** SET TASK **
Locate each line containing the string "this" and copy it out.

** THE DATA **
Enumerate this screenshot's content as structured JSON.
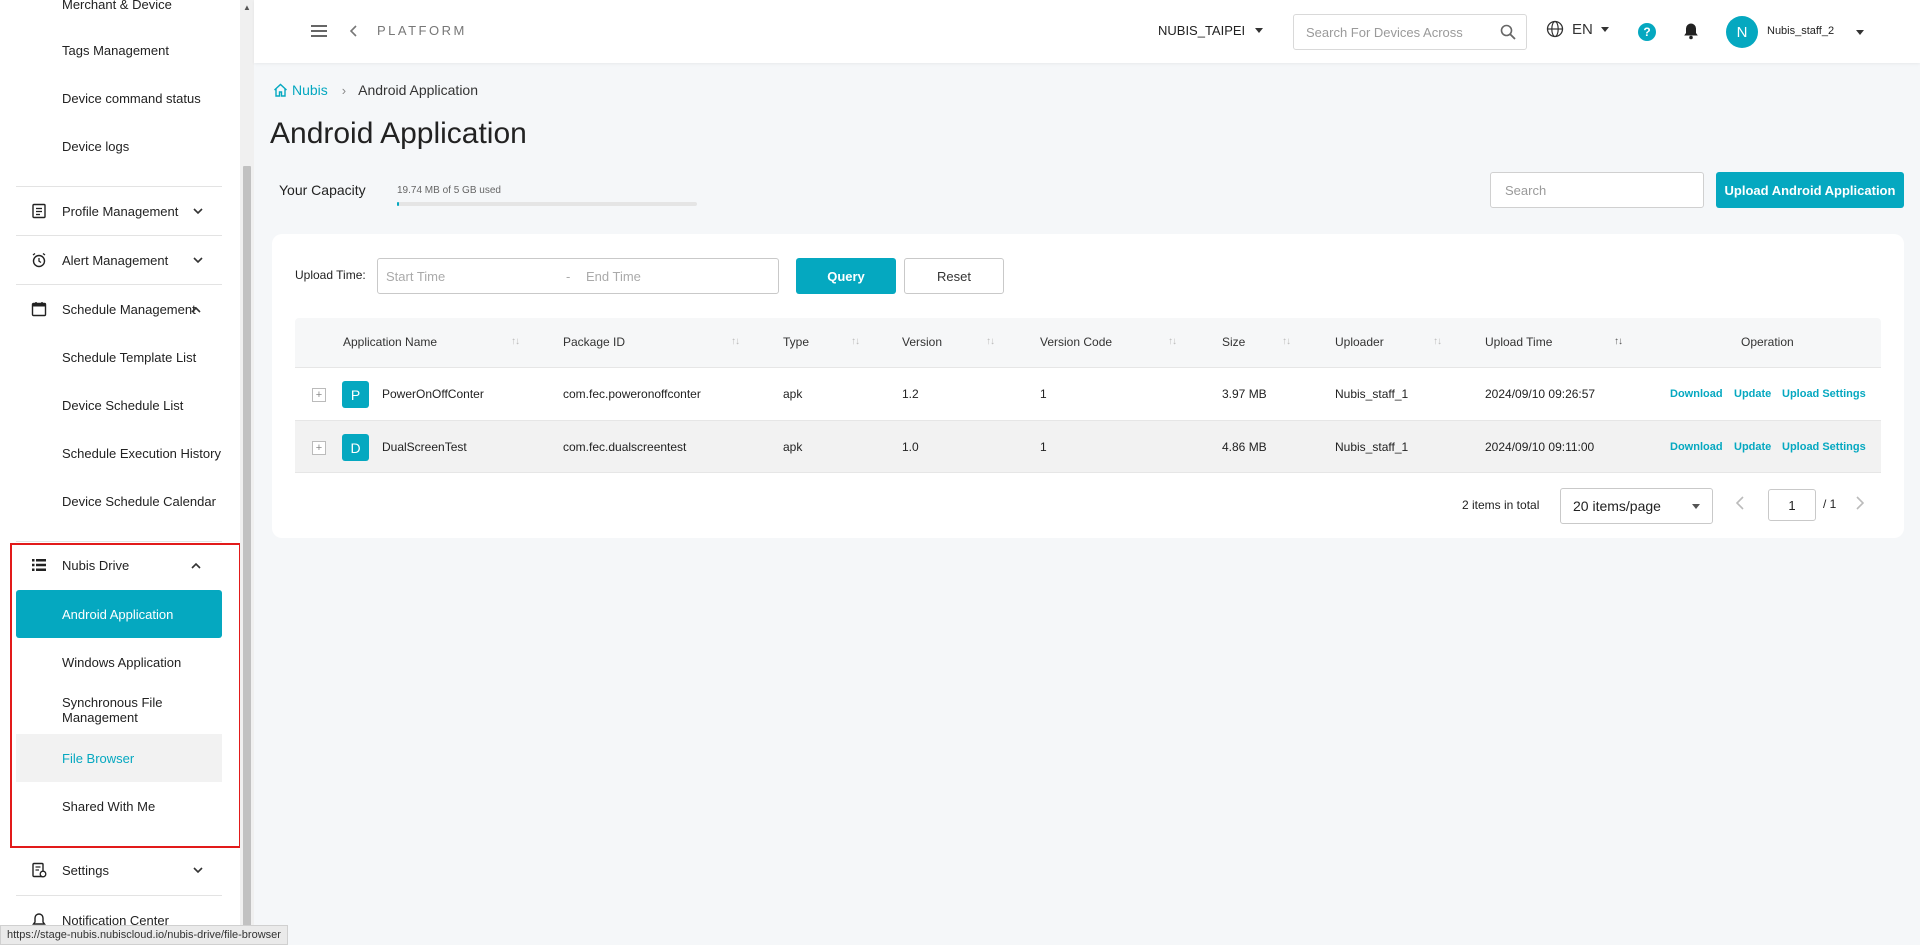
{
  "sidebar": {
    "items": [
      {
        "label": "Merchant & Device"
      },
      {
        "label": "Tags Management"
      },
      {
        "label": "Device command status"
      },
      {
        "label": "Device logs"
      },
      {
        "label": "Profile Management"
      },
      {
        "label": "Alert Management"
      },
      {
        "label": "Schedule Management"
      },
      {
        "label": "Schedule Template List"
      },
      {
        "label": "Device Schedule List"
      },
      {
        "label": "Schedule Execution History"
      },
      {
        "label": "Device Schedule Calendar"
      },
      {
        "label": "Nubis Drive"
      },
      {
        "label": "Android Application"
      },
      {
        "label": "Windows Application"
      },
      {
        "label": "Synchronous File Management"
      },
      {
        "label": "File Browser"
      },
      {
        "label": "Shared With Me"
      },
      {
        "label": "Settings"
      },
      {
        "label": "Notification Center"
      }
    ]
  },
  "topbar": {
    "platform": "PLATFORM",
    "tenant": "NUBIS_TAIPEI",
    "search_placeholder": "Search For Devices Across",
    "lang": "EN",
    "help": "?",
    "avatar_initial": "N",
    "username": "Nubis_staff_2"
  },
  "breadcrumb": {
    "home": "Nubis",
    "current": "Android Application"
  },
  "page": {
    "title": "Android Application",
    "capacity_label": "Your Capacity",
    "capacity_text": "19.74 MB of 5 GB used",
    "capacity_fraction": 0.004,
    "search_placeholder": "Search",
    "upload_button": "Upload Android Application"
  },
  "filter": {
    "label": "Upload Time:",
    "start_placeholder": "Start Time",
    "dash": "-",
    "end_placeholder": "End Time",
    "query": "Query",
    "reset": "Reset"
  },
  "table": {
    "columns": [
      "Application Name",
      "Package ID",
      "Type",
      "Version",
      "Version Code",
      "Size",
      "Uploader",
      "Upload Time",
      "Operation"
    ],
    "rows": [
      {
        "initial": "P",
        "name": "PowerOnOffConter",
        "package": "com.fec.poweronoffconter",
        "type": "apk",
        "version": "1.2",
        "version_code": "1",
        "size": "3.97 MB",
        "uploader": "Nubis_staff_1",
        "upload_time": "2024/09/10 09:26:57"
      },
      {
        "initial": "D",
        "name": "DualScreenTest",
        "package": "com.fec.dualscreentest",
        "type": "apk",
        "version": "1.0",
        "version_code": "1",
        "size": "4.86 MB",
        "uploader": "Nubis_staff_1",
        "upload_time": "2024/09/10 09:11:00"
      }
    ],
    "operations": [
      "Download",
      "Update",
      "Upload Settings"
    ]
  },
  "pagination": {
    "total": "2 items in total",
    "page_size": "20 items/page",
    "current_page": "1",
    "of_pages": "/ 1"
  },
  "statusbar": {
    "url": "https://stage-nubis.nubiscloud.io/nubis-drive/file-browser"
  },
  "colors": {
    "accent": "#05a8c0",
    "highlight": "#e21a1a"
  }
}
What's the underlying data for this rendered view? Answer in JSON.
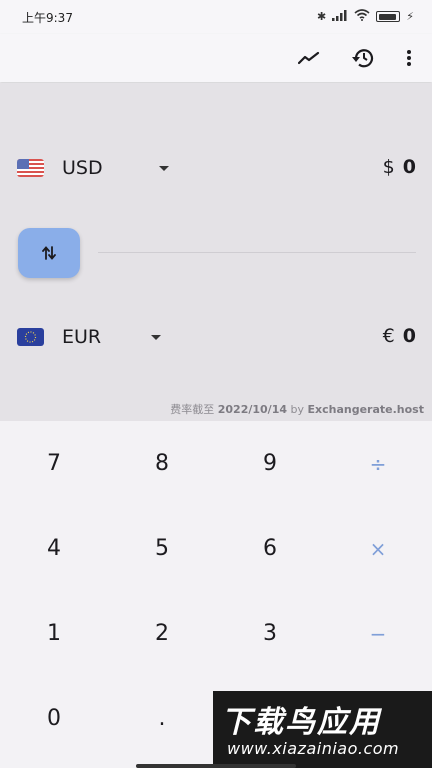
{
  "status_bar": {
    "time": "上午9:37",
    "icons": [
      "bluetooth-icon",
      "signal-icon",
      "wifi-icon",
      "battery-icon",
      "charging-icon"
    ]
  },
  "app_bar": {
    "icons": [
      "trend-chart-icon",
      "history-icon",
      "more-vert-icon"
    ]
  },
  "from": {
    "flag": "us-flag-icon",
    "code": "USD",
    "symbol": "$",
    "amount": "0"
  },
  "to": {
    "flag": "eu-flag-icon",
    "code": "EUR",
    "symbol": "€",
    "amount": "0"
  },
  "swap": {
    "icon": "swap-vert-icon",
    "color": "#8aaee9"
  },
  "rate_note": {
    "prefix": "费率截至",
    "date": "2022/10/14",
    "by": "by",
    "source": "Exchangerate.host"
  },
  "keypad": {
    "keys": [
      "7",
      "8",
      "9",
      "÷",
      "4",
      "5",
      "6",
      "×",
      "1",
      "2",
      "3",
      "−",
      "0",
      "."
    ],
    "operator_color": "#7f9fd8"
  },
  "watermark": {
    "main": "下载鸟应用",
    "sub": "www.xiazainiao.com"
  }
}
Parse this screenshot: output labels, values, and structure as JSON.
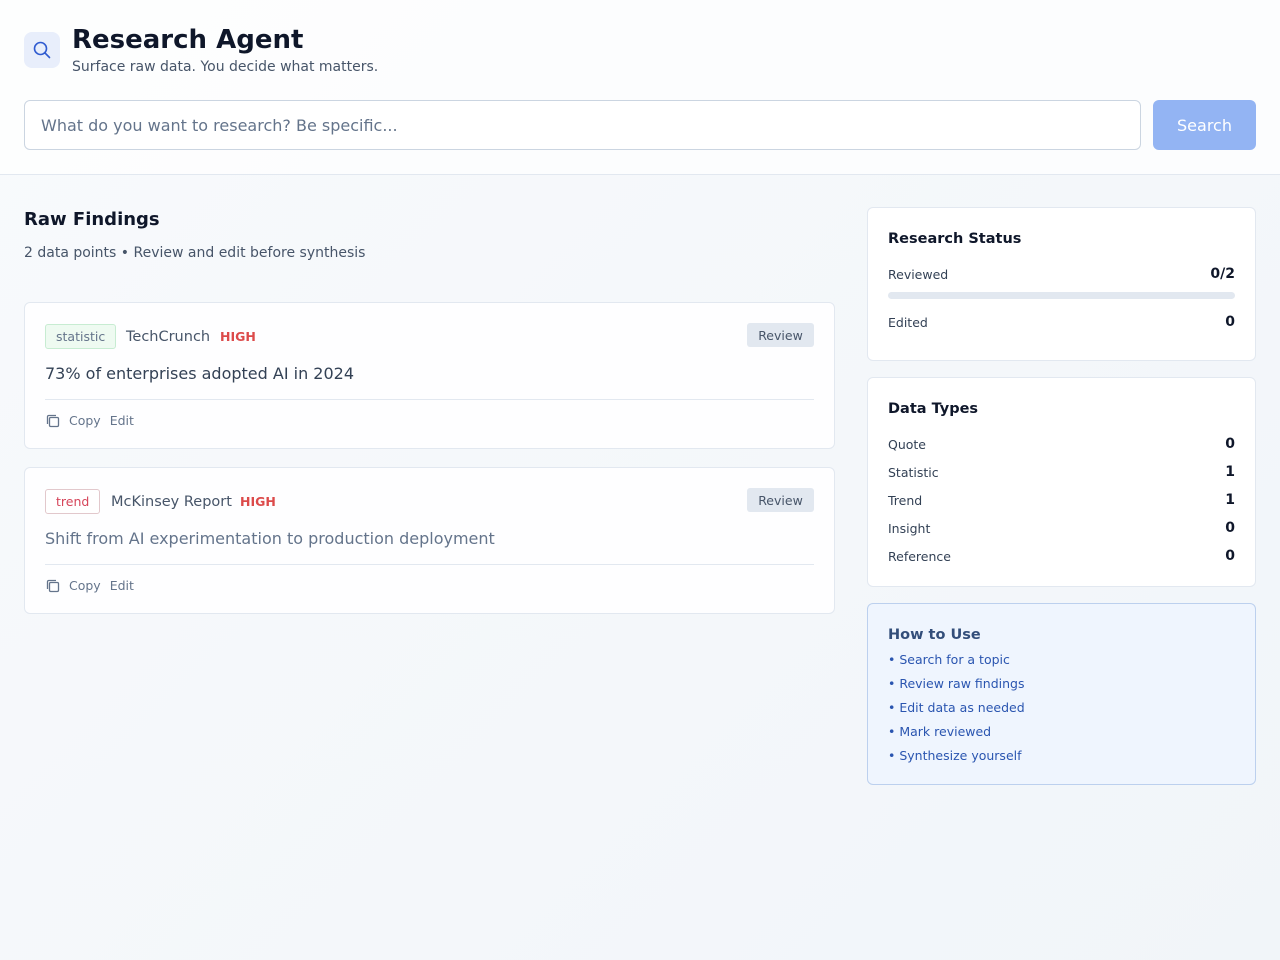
{
  "header": {
    "title": "Research Agent",
    "subtitle": "Surface raw data. You decide what matters.",
    "logo_icon": "search-icon"
  },
  "search": {
    "placeholder": "What do you want to research? Be specific...",
    "value": "",
    "button_label": "Search"
  },
  "findings": {
    "title": "Raw Findings",
    "meta": "2 data points • Review and edit before synthesis",
    "items": [
      {
        "type": "statistic",
        "source": "TechCrunch",
        "priority": "HIGH",
        "text": "73% of enterprises adopted AI in 2024",
        "review_label": "Review",
        "copy_label": "Copy",
        "edit_label": "Edit"
      },
      {
        "type": "trend",
        "source": "McKinsey Report",
        "priority": "HIGH",
        "text": "Shift from AI experimentation to production deployment",
        "review_label": "Review",
        "copy_label": "Copy",
        "edit_label": "Edit"
      }
    ]
  },
  "status": {
    "title": "Research Status",
    "reviewed_label": "Reviewed",
    "reviewed_value": "0/2",
    "reviewed_fraction": 0,
    "edited_label": "Edited",
    "edited_value": "0"
  },
  "data_types": {
    "title": "Data Types",
    "rows": [
      {
        "label": "Quote",
        "value": "0"
      },
      {
        "label": "Statistic",
        "value": "1"
      },
      {
        "label": "Trend",
        "value": "1"
      },
      {
        "label": "Insight",
        "value": "0"
      },
      {
        "label": "Reference",
        "value": "0"
      }
    ]
  },
  "how_to": {
    "title": "How to Use",
    "items": [
      "• Search for a topic",
      "• Review raw findings",
      "• Edit data as needed",
      "• Mark reviewed",
      "• Synthesize yourself"
    ]
  },
  "colors": {
    "accent": "#3b82f6",
    "search_button": "#93b4f3",
    "priority_high": "#dc4a4a",
    "how_to_background": "#eff5fe"
  }
}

** TASK SOLUTION **
Enumerate this screenshot's content as structured JSON.
What's the underlying data for this rendered view? Answer in JSON.
Parse this screenshot: output labels, values, and structure as JSON.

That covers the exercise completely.